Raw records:
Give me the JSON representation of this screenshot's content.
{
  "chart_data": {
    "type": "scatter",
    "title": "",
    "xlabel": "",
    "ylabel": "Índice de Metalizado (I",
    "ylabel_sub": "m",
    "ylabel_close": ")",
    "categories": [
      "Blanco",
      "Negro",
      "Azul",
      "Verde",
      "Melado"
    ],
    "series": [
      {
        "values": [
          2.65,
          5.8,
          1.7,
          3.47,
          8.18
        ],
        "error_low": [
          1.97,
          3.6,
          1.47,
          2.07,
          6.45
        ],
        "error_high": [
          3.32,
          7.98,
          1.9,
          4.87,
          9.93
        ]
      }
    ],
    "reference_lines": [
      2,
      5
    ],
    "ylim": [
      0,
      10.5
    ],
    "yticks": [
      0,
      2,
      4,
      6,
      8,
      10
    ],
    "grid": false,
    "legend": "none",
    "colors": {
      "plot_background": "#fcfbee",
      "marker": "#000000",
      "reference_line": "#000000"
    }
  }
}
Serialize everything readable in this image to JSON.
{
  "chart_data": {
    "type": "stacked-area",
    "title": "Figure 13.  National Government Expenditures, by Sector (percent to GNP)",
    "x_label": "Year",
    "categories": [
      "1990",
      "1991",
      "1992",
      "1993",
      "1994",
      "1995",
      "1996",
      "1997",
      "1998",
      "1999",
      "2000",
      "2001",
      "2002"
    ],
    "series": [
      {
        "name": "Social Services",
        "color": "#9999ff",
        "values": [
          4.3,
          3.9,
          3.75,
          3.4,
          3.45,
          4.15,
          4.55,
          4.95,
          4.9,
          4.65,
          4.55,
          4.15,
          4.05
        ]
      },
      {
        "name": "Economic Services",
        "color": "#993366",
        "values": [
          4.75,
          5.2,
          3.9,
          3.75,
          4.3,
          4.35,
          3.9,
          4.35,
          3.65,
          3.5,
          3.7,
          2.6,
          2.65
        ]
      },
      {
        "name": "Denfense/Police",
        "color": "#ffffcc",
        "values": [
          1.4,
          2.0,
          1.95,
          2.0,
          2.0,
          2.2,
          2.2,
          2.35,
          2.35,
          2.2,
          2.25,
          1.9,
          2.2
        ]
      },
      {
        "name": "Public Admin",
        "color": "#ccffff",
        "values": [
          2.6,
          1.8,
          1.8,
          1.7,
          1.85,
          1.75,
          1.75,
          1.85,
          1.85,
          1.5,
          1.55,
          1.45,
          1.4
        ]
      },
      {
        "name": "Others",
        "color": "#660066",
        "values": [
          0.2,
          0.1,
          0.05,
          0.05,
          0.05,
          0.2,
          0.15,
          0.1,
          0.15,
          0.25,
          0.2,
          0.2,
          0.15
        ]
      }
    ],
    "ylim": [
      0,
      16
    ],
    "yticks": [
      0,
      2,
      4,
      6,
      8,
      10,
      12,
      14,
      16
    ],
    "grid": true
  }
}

Task statement.
Identify the lines above that contain the word "this", then copy them.

Solution below.
Give me the JSON representation of this screenshot's content.
Serialize everything readable in this image to JSON.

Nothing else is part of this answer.